_WRITTEN REQUEST_.
Find and copy lines holding "JSON".
=====
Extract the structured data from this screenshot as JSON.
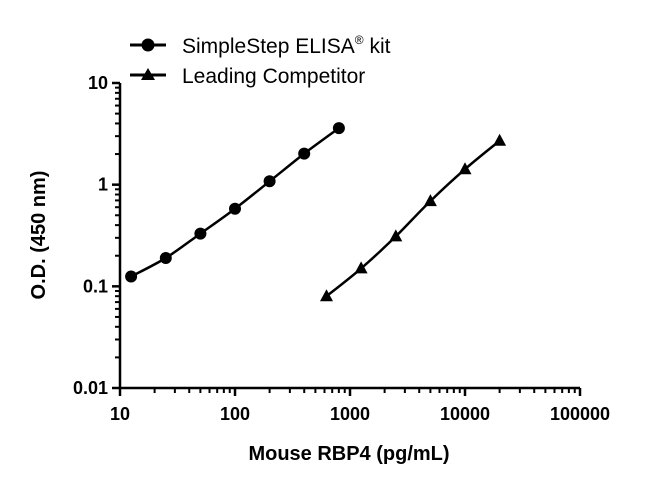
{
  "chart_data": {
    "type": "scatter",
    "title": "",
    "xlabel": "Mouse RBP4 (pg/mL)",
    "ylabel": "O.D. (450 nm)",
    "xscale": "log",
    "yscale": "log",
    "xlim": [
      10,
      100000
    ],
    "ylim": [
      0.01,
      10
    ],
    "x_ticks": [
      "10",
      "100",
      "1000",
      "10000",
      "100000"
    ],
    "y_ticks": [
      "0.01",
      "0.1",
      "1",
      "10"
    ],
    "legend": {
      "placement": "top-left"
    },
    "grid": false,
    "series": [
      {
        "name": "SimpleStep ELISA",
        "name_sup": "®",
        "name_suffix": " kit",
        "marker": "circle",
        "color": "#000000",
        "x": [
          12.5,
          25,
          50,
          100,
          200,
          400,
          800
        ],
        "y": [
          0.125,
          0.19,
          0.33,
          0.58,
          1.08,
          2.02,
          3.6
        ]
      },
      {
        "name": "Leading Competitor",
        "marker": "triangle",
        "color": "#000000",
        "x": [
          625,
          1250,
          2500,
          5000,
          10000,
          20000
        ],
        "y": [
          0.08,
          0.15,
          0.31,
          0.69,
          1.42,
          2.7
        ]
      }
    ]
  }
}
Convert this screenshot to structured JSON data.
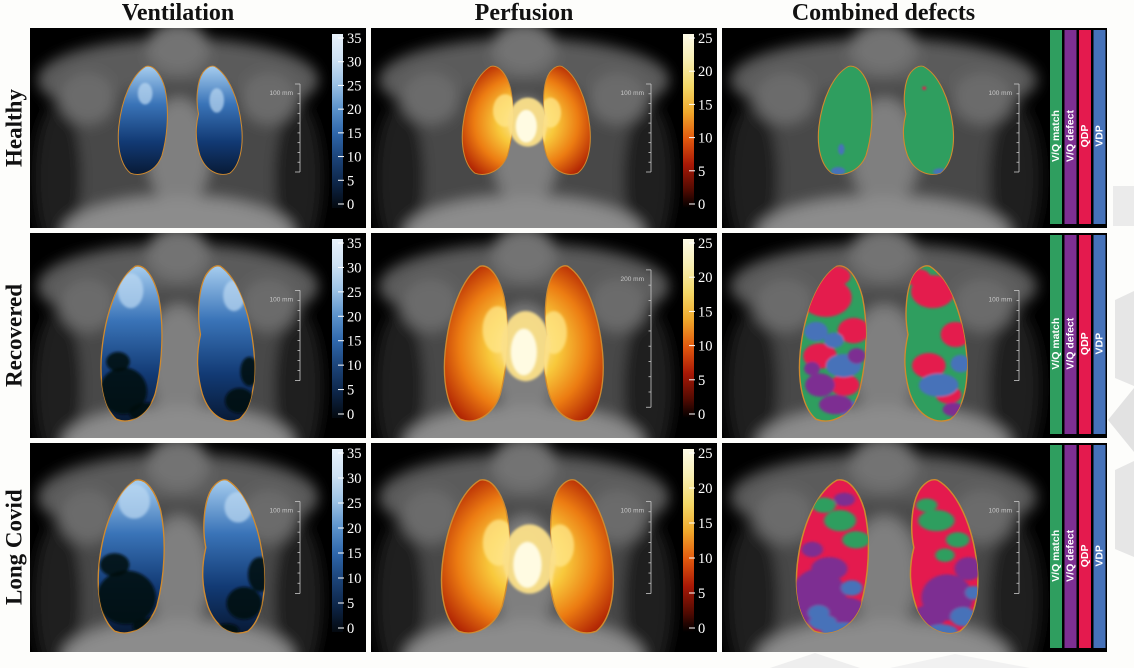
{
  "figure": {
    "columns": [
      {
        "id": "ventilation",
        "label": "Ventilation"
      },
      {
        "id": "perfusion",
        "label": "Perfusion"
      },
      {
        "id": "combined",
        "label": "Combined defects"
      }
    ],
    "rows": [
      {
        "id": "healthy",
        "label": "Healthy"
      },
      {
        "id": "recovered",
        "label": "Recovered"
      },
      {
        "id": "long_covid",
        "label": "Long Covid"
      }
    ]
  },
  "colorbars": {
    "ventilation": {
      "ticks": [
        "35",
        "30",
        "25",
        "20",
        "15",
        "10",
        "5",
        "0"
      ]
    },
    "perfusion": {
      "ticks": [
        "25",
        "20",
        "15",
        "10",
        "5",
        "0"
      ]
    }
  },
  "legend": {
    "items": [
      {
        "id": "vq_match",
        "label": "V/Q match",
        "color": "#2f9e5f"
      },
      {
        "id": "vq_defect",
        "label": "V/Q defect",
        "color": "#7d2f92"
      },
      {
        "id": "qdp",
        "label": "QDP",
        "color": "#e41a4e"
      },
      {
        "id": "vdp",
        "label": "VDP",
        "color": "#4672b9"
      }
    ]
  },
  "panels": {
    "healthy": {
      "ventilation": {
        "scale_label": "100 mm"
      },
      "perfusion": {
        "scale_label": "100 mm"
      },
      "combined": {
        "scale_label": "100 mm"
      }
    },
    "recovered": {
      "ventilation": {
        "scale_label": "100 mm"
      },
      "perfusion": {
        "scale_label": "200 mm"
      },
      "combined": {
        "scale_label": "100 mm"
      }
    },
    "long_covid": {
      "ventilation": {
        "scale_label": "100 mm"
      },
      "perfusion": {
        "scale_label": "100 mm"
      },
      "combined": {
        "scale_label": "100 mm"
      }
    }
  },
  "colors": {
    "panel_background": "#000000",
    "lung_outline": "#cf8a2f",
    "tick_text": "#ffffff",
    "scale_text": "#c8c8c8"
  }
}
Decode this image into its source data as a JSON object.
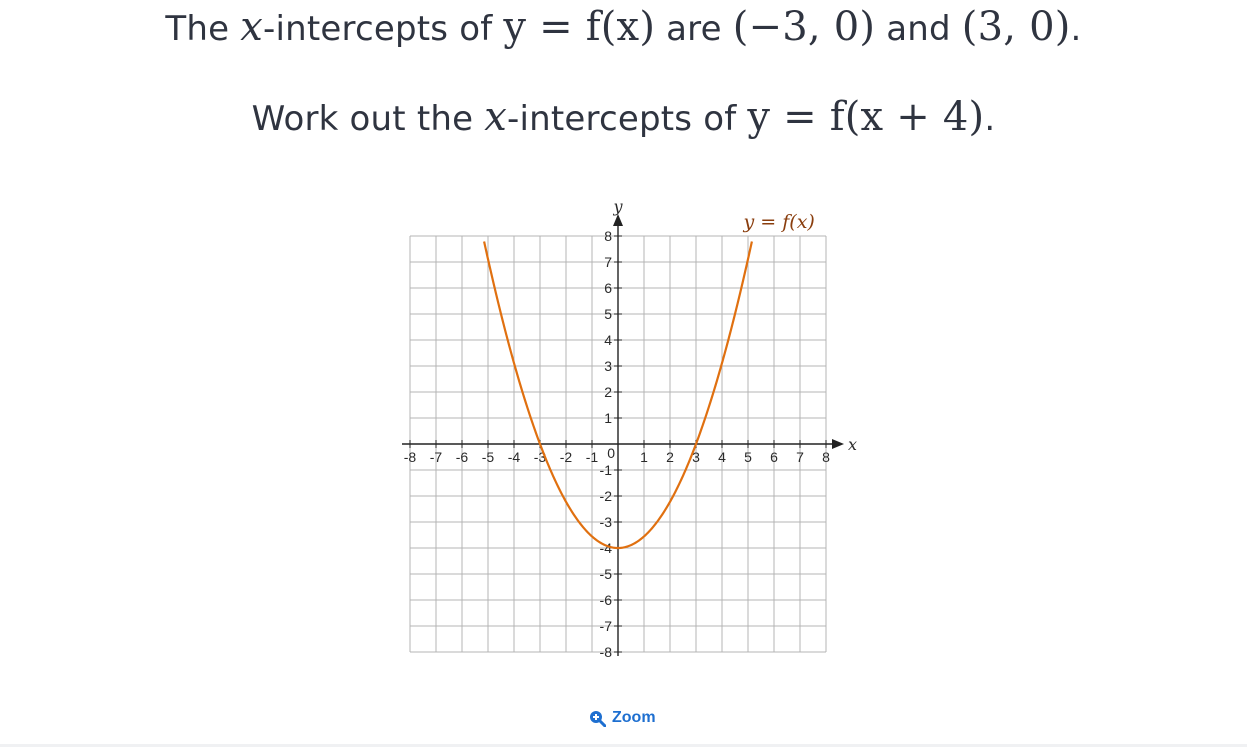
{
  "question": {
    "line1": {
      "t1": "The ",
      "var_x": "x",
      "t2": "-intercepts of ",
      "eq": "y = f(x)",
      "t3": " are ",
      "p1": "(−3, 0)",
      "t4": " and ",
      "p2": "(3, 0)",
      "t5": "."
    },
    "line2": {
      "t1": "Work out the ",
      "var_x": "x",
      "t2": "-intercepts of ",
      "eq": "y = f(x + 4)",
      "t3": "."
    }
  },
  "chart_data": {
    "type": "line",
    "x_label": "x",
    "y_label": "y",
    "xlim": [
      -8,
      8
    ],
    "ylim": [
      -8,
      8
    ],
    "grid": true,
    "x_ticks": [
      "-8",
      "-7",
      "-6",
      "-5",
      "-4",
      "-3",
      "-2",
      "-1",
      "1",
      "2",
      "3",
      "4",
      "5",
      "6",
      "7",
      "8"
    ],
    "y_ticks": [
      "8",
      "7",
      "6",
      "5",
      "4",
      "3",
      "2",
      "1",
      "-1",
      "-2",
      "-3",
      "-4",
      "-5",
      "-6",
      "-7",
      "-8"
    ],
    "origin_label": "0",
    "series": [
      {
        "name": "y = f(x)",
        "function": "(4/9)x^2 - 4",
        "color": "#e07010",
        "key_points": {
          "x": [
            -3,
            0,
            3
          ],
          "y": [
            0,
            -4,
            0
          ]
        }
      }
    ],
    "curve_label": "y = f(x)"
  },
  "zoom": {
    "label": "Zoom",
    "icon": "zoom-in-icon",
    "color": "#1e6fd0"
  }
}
=====
_RESPONSE TO THE EXERCISE_.
Extract the structured data from this screenshot as JSON.
Convert this screenshot to structured JSON data.
Decode this image into its source data as a JSON object.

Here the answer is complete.